[START OF DATASET EXCERPTS]

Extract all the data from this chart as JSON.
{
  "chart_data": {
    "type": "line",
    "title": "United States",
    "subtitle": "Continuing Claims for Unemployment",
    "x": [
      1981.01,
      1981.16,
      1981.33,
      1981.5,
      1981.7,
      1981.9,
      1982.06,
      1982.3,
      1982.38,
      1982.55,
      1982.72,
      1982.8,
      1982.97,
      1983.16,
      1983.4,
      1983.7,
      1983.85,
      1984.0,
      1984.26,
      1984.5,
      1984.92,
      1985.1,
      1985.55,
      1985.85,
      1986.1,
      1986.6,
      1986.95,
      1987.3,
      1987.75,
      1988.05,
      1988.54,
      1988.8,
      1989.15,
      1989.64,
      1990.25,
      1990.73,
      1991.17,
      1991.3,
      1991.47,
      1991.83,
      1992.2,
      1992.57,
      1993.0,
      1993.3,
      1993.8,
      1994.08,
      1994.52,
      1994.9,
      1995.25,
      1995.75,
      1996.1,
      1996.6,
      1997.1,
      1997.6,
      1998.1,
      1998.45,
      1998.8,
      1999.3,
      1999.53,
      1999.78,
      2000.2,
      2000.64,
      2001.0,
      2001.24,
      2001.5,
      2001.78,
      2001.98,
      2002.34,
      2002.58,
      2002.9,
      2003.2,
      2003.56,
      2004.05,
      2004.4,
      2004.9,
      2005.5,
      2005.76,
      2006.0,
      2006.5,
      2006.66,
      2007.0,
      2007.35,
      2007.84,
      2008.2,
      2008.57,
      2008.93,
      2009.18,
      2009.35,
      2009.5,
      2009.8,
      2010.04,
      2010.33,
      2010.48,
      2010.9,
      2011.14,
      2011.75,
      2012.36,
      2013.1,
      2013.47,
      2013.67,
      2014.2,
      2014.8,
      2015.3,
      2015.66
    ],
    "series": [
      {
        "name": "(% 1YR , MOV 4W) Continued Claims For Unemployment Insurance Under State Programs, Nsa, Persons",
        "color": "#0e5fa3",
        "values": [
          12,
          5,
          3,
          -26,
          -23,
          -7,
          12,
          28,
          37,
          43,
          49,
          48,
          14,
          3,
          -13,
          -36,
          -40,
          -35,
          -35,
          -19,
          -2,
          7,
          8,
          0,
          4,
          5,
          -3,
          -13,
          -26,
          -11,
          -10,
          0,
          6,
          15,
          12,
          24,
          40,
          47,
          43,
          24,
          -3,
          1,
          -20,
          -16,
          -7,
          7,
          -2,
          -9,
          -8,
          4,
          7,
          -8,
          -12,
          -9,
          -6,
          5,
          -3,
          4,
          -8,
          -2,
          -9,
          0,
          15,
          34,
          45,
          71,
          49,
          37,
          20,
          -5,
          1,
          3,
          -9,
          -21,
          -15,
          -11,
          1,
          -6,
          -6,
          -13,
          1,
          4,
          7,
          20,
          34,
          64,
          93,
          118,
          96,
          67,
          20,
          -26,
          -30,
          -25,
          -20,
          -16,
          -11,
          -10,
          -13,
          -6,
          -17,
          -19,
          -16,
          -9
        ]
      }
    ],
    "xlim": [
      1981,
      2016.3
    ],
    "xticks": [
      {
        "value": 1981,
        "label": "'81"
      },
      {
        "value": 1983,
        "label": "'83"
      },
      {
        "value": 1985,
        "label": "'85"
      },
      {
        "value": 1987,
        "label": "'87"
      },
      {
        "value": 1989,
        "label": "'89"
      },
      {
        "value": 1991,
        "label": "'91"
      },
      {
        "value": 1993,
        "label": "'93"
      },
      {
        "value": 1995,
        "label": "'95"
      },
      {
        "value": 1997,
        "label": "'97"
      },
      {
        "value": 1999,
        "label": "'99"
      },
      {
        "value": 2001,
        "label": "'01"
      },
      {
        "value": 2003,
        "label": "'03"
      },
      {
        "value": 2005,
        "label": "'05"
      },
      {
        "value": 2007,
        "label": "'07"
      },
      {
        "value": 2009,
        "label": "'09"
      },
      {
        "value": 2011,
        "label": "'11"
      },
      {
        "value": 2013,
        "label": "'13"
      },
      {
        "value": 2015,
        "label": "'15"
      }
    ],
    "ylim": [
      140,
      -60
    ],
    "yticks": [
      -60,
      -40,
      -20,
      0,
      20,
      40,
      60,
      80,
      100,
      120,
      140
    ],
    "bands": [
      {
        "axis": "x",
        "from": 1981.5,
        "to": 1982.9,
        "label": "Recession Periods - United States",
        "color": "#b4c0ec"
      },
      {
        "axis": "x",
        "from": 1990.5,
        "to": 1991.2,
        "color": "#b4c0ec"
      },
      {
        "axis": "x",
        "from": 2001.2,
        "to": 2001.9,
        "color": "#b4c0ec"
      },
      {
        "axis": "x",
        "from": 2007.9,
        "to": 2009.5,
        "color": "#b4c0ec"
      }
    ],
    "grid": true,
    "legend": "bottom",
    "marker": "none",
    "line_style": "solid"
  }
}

[END OF DATASET EXCERPTS]

**WHAT THIS TASK INVOLVES:**
Return every entry verbatim.

**TASK ANSWER:**
Extract all the data from this chart as JSON.
{
  "chart_data": {
    "type": "line",
    "title": "United States",
    "subtitle": "Continuing Claims for Unemployment",
    "x": [
      1981.01,
      1981.16,
      1981.33,
      1981.5,
      1981.7,
      1981.9,
      1982.06,
      1982.3,
      1982.38,
      1982.55,
      1982.72,
      1982.8,
      1982.97,
      1983.16,
      1983.4,
      1983.7,
      1983.85,
      1984.0,
      1984.26,
      1984.5,
      1984.92,
      1985.1,
      1985.55,
      1985.85,
      1986.1,
      1986.6,
      1986.95,
      1987.3,
      1987.75,
      1988.05,
      1988.54,
      1988.8,
      1989.15,
      1989.64,
      1990.25,
      1990.73,
      1991.17,
      1991.3,
      1991.47,
      1991.83,
      1992.2,
      1992.57,
      1993.0,
      1993.3,
      1993.8,
      1994.08,
      1994.52,
      1994.9,
      1995.25,
      1995.75,
      1996.1,
      1996.6,
      1997.1,
      1997.6,
      1998.1,
      1998.45,
      1998.8,
      1999.3,
      1999.53,
      1999.78,
      2000.2,
      2000.64,
      2001.0,
      2001.24,
      2001.5,
      2001.78,
      2001.98,
      2002.34,
      2002.58,
      2002.9,
      2003.2,
      2003.56,
      2004.05,
      2004.4,
      2004.9,
      2005.5,
      2005.76,
      2006.0,
      2006.5,
      2006.66,
      2007.0,
      2007.35,
      2007.84,
      2008.2,
      2008.57,
      2008.93,
      2009.18,
      2009.35,
      2009.5,
      2009.8,
      2010.04,
      2010.33,
      2010.48,
      2010.9,
      2011.14,
      2011.75,
      2012.36,
      2013.1,
      2013.47,
      2013.67,
      2014.2,
      2014.8,
      2015.3,
      2015.66
    ],
    "series": [
      {
        "name": "(% 1YR , MOV 4W) Continued Claims For Unemployment Insurance Under State Programs, Nsa, Persons",
        "color": "#0e5fa3",
        "values": [
          12,
          5,
          3,
          -26,
          -23,
          -7,
          12,
          28,
          37,
          43,
          49,
          48,
          14,
          3,
          -13,
          -36,
          -40,
          -35,
          -35,
          -19,
          -2,
          7,
          8,
          0,
          4,
          5,
          -3,
          -13,
          -26,
          -11,
          -10,
          0,
          6,
          15,
          12,
          24,
          40,
          47,
          43,
          24,
          -3,
          1,
          -20,
          -16,
          -7,
          7,
          -2,
          -9,
          -8,
          4,
          7,
          -8,
          -12,
          -9,
          -6,
          5,
          -3,
          4,
          -8,
          -2,
          -9,
          0,
          15,
          34,
          45,
          71,
          49,
          37,
          20,
          -5,
          1,
          3,
          -9,
          -21,
          -15,
          -11,
          1,
          -6,
          -6,
          -13,
          1,
          4,
          7,
          20,
          34,
          64,
          93,
          118,
          96,
          67,
          20,
          -26,
          -30,
          -25,
          -20,
          -16,
          -11,
          -10,
          -13,
          -6,
          -17,
          -19,
          -16,
          -9
        ]
      }
    ],
    "xlim": [
      1981,
      2016.3
    ],
    "xticks": [
      {
        "value": 1981,
        "label": "'81"
      },
      {
        "value": 1983,
        "label": "'83"
      },
      {
        "value": 1985,
        "label": "'85"
      },
      {
        "value": 1987,
        "label": "'87"
      },
      {
        "value": 1989,
        "label": "'89"
      },
      {
        "value": 1991,
        "label": "'91"
      },
      {
        "value": 1993,
        "label": "'93"
      },
      {
        "value": 1995,
        "label": "'95"
      },
      {
        "value": 1997,
        "label": "'97"
      },
      {
        "value": 1999,
        "label": "'99"
      },
      {
        "value": 2001,
        "label": "'01"
      },
      {
        "value": 2003,
        "label": "'03"
      },
      {
        "value": 2005,
        "label": "'05"
      },
      {
        "value": 2007,
        "label": "'07"
      },
      {
        "value": 2009,
        "label": "'09"
      },
      {
        "value": 2011,
        "label": "'11"
      },
      {
        "value": 2013,
        "label": "'13"
      },
      {
        "value": 2015,
        "label": "'15"
      }
    ],
    "ylim": [
      140,
      -60
    ],
    "yticks": [
      -60,
      -40,
      -20,
      0,
      20,
      40,
      60,
      80,
      100,
      120,
      140
    ],
    "bands": [
      {
        "axis": "x",
        "from": 1981.5,
        "to": 1982.9,
        "label": "Recession Periods - United States",
        "color": "#b4c0ec"
      },
      {
        "axis": "x",
        "from": 1990.5,
        "to": 1991.2,
        "color": "#b4c0ec"
      },
      {
        "axis": "x",
        "from": 2001.2,
        "to": 2001.9,
        "color": "#b4c0ec"
      },
      {
        "axis": "x",
        "from": 2007.9,
        "to": 2009.5,
        "color": "#b4c0ec"
      }
    ],
    "grid": true,
    "legend": "bottom",
    "marker": "none",
    "line_style": "solid"
  }
}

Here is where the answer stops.